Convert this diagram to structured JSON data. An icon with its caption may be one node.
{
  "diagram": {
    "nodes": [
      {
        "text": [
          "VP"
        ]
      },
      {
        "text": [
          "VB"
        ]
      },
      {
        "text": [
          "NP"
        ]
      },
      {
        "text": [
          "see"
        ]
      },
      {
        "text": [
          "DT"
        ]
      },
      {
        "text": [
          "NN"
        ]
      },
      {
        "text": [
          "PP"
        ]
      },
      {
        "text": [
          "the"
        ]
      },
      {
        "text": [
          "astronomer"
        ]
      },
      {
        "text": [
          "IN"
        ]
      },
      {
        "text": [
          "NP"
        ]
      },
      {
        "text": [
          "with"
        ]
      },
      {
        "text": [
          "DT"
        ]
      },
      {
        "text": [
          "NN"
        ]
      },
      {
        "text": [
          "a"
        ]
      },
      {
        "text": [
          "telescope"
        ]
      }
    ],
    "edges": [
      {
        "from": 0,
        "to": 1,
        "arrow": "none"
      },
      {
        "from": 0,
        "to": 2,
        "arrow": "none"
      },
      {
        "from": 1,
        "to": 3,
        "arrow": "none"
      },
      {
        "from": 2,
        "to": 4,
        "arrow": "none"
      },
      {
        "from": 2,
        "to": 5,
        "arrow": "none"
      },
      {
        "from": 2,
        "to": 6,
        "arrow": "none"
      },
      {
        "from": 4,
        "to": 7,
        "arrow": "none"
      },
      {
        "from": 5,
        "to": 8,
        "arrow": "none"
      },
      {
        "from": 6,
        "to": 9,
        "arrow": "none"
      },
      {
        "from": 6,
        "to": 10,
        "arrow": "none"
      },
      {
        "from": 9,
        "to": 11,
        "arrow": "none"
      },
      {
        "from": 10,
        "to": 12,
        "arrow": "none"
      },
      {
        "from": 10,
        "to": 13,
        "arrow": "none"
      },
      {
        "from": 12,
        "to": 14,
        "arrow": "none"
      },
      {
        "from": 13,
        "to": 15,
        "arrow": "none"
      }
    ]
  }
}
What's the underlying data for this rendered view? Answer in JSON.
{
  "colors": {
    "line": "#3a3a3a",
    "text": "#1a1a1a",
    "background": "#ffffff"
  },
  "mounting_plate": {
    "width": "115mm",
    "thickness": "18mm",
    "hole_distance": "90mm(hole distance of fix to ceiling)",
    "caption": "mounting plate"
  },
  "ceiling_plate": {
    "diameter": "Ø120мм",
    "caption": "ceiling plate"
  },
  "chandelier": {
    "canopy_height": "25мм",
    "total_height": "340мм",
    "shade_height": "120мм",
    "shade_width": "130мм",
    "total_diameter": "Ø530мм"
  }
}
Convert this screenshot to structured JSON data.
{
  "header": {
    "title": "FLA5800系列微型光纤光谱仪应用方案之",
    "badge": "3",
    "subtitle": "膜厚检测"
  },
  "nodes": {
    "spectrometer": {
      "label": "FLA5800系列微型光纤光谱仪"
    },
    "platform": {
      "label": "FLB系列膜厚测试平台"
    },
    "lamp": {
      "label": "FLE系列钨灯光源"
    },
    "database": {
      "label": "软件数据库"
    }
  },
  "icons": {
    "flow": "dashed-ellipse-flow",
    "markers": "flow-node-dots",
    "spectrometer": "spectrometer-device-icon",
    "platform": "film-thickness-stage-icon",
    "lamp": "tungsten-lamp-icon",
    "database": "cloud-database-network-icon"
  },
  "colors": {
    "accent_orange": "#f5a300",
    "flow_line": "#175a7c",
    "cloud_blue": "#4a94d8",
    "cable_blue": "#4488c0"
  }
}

......

#### [EXERCISE OBJECTIVE]
Where a line of the data holds "with", show that line.

#### [PROBLEM SOLUTION]
Convert this diagram to structured JSON data. An icon with its caption may be one node.
          "with"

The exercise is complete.